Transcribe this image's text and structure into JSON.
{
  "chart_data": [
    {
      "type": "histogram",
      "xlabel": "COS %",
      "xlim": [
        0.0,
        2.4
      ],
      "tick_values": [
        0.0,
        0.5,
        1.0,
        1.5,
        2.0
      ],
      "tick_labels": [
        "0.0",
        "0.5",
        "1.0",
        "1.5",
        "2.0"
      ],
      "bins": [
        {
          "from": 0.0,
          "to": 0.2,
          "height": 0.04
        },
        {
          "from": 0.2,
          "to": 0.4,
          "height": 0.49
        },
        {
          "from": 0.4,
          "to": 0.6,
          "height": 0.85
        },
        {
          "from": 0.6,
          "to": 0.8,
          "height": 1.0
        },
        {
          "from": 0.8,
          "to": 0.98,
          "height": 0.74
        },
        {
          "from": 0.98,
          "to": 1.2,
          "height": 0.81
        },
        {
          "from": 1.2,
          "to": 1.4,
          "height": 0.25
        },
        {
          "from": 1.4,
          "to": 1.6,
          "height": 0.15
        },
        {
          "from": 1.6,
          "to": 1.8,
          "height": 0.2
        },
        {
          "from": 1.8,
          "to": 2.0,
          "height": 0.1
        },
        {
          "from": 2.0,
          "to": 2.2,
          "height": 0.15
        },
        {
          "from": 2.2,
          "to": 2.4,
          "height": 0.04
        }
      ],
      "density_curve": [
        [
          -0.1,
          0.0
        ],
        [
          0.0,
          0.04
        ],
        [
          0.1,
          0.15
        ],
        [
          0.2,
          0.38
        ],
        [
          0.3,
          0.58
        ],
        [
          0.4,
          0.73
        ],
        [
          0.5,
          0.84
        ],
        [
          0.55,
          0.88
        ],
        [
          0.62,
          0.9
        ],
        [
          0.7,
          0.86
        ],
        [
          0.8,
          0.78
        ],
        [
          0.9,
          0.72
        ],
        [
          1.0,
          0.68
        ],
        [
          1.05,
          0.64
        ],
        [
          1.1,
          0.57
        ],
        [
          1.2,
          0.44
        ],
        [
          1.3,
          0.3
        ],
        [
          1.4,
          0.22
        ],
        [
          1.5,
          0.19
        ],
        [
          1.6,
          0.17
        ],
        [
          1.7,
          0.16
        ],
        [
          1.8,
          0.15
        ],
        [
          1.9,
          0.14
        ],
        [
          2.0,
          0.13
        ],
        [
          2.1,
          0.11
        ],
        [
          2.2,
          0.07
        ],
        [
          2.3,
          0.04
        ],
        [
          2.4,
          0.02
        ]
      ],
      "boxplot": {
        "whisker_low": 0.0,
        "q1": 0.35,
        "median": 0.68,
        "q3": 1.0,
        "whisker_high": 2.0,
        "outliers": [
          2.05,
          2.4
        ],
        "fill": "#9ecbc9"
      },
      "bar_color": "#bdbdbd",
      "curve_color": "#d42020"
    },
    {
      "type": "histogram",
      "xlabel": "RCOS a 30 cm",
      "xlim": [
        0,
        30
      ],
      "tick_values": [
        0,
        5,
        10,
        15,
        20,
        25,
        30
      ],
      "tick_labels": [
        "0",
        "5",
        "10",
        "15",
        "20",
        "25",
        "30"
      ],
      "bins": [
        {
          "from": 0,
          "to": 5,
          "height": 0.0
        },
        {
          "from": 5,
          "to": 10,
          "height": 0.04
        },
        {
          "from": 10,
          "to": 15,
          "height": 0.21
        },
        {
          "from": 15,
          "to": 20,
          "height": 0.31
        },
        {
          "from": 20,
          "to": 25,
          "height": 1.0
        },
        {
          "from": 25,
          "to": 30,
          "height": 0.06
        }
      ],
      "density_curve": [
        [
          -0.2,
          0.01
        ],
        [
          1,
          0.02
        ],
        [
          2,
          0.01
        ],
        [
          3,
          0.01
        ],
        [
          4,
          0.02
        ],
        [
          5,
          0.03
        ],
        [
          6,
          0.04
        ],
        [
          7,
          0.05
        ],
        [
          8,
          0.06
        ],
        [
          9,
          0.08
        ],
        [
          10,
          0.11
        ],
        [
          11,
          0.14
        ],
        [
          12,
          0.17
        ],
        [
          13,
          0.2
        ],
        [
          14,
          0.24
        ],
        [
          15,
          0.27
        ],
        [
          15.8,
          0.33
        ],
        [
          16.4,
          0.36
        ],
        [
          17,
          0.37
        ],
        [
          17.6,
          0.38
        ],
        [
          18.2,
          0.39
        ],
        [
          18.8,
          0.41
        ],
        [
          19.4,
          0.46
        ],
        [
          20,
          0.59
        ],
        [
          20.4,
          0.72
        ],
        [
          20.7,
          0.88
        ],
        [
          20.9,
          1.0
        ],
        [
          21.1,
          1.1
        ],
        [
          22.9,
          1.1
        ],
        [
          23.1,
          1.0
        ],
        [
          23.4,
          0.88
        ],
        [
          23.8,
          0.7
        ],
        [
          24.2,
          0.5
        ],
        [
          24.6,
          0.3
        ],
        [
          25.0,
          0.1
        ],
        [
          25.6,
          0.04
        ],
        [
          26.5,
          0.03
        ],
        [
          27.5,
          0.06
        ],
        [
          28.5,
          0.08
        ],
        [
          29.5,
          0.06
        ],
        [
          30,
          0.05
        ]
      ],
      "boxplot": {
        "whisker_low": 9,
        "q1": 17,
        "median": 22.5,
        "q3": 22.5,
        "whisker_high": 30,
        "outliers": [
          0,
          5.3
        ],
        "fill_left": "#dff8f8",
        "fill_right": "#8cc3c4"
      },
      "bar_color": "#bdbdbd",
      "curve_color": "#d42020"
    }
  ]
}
********
> **WORK TO DO**
Output the listing above word for word.

> **EXERCISE RESULT**
Transcribe this image's text and structure into JSON.
{
  "chart_data": [
    {
      "type": "histogram",
      "xlabel": "COS %",
      "xlim": [
        0.0,
        2.4
      ],
      "tick_values": [
        0.0,
        0.5,
        1.0,
        1.5,
        2.0
      ],
      "tick_labels": [
        "0.0",
        "0.5",
        "1.0",
        "1.5",
        "2.0"
      ],
      "bins": [
        {
          "from": 0.0,
          "to": 0.2,
          "height": 0.04
        },
        {
          "from": 0.2,
          "to": 0.4,
          "height": 0.49
        },
        {
          "from": 0.4,
          "to": 0.6,
          "height": 0.85
        },
        {
          "from": 0.6,
          "to": 0.8,
          "height": 1.0
        },
        {
          "from": 0.8,
          "to": 0.98,
          "height": 0.74
        },
        {
          "from": 0.98,
          "to": 1.2,
          "height": 0.81
        },
        {
          "from": 1.2,
          "to": 1.4,
          "height": 0.25
        },
        {
          "from": 1.4,
          "to": 1.6,
          "height": 0.15
        },
        {
          "from": 1.6,
          "to": 1.8,
          "height": 0.2
        },
        {
          "from": 1.8,
          "to": 2.0,
          "height": 0.1
        },
        {
          "from": 2.0,
          "to": 2.2,
          "height": 0.15
        },
        {
          "from": 2.2,
          "to": 2.4,
          "height": 0.04
        }
      ],
      "density_curve": [
        [
          -0.1,
          0.0
        ],
        [
          0.0,
          0.04
        ],
        [
          0.1,
          0.15
        ],
        [
          0.2,
          0.38
        ],
        [
          0.3,
          0.58
        ],
        [
          0.4,
          0.73
        ],
        [
          0.5,
          0.84
        ],
        [
          0.55,
          0.88
        ],
        [
          0.62,
          0.9
        ],
        [
          0.7,
          0.86
        ],
        [
          0.8,
          0.78
        ],
        [
          0.9,
          0.72
        ],
        [
          1.0,
          0.68
        ],
        [
          1.05,
          0.64
        ],
        [
          1.1,
          0.57
        ],
        [
          1.2,
          0.44
        ],
        [
          1.3,
          0.3
        ],
        [
          1.4,
          0.22
        ],
        [
          1.5,
          0.19
        ],
        [
          1.6,
          0.17
        ],
        [
          1.7,
          0.16
        ],
        [
          1.8,
          0.15
        ],
        [
          1.9,
          0.14
        ],
        [
          2.0,
          0.13
        ],
        [
          2.1,
          0.11
        ],
        [
          2.2,
          0.07
        ],
        [
          2.3,
          0.04
        ],
        [
          2.4,
          0.02
        ]
      ],
      "boxplot": {
        "whisker_low": 0.0,
        "q1": 0.35,
        "median": 0.68,
        "q3": 1.0,
        "whisker_high": 2.0,
        "outliers": [
          2.05,
          2.4
        ],
        "fill": "#9ecbc9"
      },
      "bar_color": "#bdbdbd",
      "curve_color": "#d42020"
    },
    {
      "type": "histogram",
      "xlabel": "RCOS a 30 cm",
      "xlim": [
        0,
        30
      ],
      "tick_values": [
        0,
        5,
        10,
        15,
        20,
        25,
        30
      ],
      "tick_labels": [
        "0",
        "5",
        "10",
        "15",
        "20",
        "25",
        "30"
      ],
      "bins": [
        {
          "from": 0,
          "to": 5,
          "height": 0.0
        },
        {
          "from": 5,
          "to": 10,
          "height": 0.04
        },
        {
          "from": 10,
          "to": 15,
          "height": 0.21
        },
        {
          "from": 15,
          "to": 20,
          "height": 0.31
        },
        {
          "from": 20,
          "to": 25,
          "height": 1.0
        },
        {
          "from": 25,
          "to": 30,
          "height": 0.06
        }
      ],
      "density_curve": [
        [
          -0.2,
          0.01
        ],
        [
          1,
          0.02
        ],
        [
          2,
          0.01
        ],
        [
          3,
          0.01
        ],
        [
          4,
          0.02
        ],
        [
          5,
          0.03
        ],
        [
          6,
          0.04
        ],
        [
          7,
          0.05
        ],
        [
          8,
          0.06
        ],
        [
          9,
          0.08
        ],
        [
          10,
          0.11
        ],
        [
          11,
          0.14
        ],
        [
          12,
          0.17
        ],
        [
          13,
          0.2
        ],
        [
          14,
          0.24
        ],
        [
          15,
          0.27
        ],
        [
          15.8,
          0.33
        ],
        [
          16.4,
          0.36
        ],
        [
          17,
          0.37
        ],
        [
          17.6,
          0.38
        ],
        [
          18.2,
          0.39
        ],
        [
          18.8,
          0.41
        ],
        [
          19.4,
          0.46
        ],
        [
          20,
          0.59
        ],
        [
          20.4,
          0.72
        ],
        [
          20.7,
          0.88
        ],
        [
          20.9,
          1.0
        ],
        [
          21.1,
          1.1
        ],
        [
          22.9,
          1.1
        ],
        [
          23.1,
          1.0
        ],
        [
          23.4,
          0.88
        ],
        [
          23.8,
          0.7
        ],
        [
          24.2,
          0.5
        ],
        [
          24.6,
          0.3
        ],
        [
          25.0,
          0.1
        ],
        [
          25.6,
          0.04
        ],
        [
          26.5,
          0.03
        ],
        [
          27.5,
          0.06
        ],
        [
          28.5,
          0.08
        ],
        [
          29.5,
          0.06
        ],
        [
          30,
          0.05
        ]
      ],
      "boxplot": {
        "whisker_low": 9,
        "q1": 17,
        "median": 22.5,
        "q3": 22.5,
        "whisker_high": 30,
        "outliers": [
          0,
          5.3
        ],
        "fill_left": "#dff8f8",
        "fill_right": "#8cc3c4"
      },
      "bar_color": "#bdbdbd",
      "curve_color": "#d42020"
    }
  ]
}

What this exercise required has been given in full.